** Start of Material shown **

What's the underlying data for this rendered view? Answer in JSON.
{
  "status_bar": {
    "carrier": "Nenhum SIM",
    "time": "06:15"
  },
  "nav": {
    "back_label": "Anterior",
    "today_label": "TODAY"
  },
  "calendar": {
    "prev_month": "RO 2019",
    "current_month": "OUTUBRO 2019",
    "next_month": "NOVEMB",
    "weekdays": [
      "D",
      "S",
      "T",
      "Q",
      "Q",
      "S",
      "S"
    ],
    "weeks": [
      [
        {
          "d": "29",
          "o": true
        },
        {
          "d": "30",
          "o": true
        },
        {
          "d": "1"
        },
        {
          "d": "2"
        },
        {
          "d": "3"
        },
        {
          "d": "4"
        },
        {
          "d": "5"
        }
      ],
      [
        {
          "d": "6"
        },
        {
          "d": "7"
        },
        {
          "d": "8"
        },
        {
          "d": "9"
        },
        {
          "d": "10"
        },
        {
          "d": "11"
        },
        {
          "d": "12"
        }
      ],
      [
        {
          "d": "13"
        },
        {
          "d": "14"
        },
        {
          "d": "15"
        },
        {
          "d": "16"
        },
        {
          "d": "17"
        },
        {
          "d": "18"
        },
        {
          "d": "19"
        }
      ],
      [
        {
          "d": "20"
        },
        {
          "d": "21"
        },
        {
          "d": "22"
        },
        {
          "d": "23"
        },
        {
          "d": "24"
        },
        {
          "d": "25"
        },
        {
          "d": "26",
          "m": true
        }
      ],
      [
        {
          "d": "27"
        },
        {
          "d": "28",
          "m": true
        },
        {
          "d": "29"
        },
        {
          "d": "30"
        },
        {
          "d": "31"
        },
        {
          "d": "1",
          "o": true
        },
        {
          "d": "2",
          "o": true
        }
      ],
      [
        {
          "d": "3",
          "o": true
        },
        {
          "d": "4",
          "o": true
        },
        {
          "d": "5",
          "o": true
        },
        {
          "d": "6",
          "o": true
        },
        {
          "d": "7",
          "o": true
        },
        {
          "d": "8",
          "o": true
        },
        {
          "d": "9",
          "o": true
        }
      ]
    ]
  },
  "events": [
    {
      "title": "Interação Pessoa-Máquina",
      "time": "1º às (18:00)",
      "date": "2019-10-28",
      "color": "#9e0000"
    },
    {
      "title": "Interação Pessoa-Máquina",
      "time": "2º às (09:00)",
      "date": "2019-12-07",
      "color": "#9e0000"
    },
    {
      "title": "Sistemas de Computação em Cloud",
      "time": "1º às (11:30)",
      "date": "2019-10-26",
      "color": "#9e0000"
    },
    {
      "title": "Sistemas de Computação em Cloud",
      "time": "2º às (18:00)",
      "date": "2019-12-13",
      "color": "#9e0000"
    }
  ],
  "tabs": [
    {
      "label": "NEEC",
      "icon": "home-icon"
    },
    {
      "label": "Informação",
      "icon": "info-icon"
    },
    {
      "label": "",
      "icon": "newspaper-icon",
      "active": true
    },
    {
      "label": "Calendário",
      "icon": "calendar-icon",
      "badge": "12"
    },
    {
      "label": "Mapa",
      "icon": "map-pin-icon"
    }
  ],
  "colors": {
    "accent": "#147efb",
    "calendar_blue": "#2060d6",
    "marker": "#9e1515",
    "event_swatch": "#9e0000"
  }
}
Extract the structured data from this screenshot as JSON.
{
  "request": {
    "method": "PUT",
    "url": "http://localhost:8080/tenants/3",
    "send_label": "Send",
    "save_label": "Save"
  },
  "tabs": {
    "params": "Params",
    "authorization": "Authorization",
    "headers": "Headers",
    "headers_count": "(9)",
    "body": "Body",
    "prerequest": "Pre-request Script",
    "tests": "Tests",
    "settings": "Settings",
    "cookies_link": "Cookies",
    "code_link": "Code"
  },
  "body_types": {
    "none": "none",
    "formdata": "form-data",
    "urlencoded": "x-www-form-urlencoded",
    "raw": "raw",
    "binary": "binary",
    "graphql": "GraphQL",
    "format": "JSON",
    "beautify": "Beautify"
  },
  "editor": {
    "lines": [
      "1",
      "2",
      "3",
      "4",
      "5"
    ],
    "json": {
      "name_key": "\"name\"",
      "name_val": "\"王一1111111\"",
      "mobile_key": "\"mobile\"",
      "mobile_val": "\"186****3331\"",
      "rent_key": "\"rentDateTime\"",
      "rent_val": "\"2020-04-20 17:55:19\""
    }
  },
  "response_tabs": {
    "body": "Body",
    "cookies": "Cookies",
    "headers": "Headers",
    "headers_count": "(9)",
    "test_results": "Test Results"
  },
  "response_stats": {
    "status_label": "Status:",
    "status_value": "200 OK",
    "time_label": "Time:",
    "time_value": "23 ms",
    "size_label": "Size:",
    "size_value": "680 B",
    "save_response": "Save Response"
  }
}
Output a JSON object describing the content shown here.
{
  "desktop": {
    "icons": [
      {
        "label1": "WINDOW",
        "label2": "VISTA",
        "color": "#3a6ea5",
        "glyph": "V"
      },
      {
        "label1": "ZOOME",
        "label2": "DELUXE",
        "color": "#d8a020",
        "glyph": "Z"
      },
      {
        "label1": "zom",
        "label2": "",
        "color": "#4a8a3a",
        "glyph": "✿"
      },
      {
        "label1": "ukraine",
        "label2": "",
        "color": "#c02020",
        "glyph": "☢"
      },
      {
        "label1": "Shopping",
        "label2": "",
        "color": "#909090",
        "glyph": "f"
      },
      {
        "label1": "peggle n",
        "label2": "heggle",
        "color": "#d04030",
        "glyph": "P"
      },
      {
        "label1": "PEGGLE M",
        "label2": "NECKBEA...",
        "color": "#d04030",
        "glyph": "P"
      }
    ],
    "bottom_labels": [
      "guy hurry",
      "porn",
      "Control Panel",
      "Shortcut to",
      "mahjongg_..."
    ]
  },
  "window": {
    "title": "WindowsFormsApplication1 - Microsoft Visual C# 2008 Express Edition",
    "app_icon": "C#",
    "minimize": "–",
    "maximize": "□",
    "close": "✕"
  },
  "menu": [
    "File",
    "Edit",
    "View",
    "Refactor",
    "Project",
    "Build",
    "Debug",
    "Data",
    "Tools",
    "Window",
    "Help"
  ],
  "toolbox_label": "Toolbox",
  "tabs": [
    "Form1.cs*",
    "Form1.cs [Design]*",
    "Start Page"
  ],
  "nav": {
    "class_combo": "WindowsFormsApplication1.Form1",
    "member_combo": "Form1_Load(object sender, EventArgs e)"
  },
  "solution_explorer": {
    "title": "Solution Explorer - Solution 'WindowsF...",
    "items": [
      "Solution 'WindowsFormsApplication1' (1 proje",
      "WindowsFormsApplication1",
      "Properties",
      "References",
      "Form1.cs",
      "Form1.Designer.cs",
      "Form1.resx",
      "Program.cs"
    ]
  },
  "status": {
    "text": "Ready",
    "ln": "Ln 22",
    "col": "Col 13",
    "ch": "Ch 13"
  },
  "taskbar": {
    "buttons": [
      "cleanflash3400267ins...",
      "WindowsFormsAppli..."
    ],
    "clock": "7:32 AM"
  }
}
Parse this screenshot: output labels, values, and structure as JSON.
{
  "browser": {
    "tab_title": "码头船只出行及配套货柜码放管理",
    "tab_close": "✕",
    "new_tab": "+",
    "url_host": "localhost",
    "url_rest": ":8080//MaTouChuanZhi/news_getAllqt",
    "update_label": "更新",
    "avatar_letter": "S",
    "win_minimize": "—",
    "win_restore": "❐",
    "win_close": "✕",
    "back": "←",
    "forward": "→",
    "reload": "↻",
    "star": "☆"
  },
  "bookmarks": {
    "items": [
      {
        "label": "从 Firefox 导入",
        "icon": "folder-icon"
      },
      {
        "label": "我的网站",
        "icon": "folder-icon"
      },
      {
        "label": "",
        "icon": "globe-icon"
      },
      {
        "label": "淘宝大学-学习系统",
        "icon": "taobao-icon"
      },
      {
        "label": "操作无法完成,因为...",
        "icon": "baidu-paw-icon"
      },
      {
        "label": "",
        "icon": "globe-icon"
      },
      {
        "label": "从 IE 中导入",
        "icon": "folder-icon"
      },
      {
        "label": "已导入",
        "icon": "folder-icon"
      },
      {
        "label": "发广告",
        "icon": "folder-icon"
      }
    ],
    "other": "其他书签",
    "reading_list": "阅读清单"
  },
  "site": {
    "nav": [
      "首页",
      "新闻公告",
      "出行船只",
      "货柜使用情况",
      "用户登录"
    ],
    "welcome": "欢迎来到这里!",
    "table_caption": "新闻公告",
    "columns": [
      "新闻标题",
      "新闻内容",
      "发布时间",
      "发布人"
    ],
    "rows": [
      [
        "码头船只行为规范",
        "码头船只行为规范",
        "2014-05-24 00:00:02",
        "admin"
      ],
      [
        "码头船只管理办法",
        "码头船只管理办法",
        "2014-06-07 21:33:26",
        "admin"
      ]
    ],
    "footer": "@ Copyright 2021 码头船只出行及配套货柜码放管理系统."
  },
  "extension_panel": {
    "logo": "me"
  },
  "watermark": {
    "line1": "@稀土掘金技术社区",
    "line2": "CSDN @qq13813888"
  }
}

** End of Material shown **

→ Exercise directions
Using the data above, copy each line that contains "request".

→ Written reply
  "request": {
    "prerequest": "Pre-request Script",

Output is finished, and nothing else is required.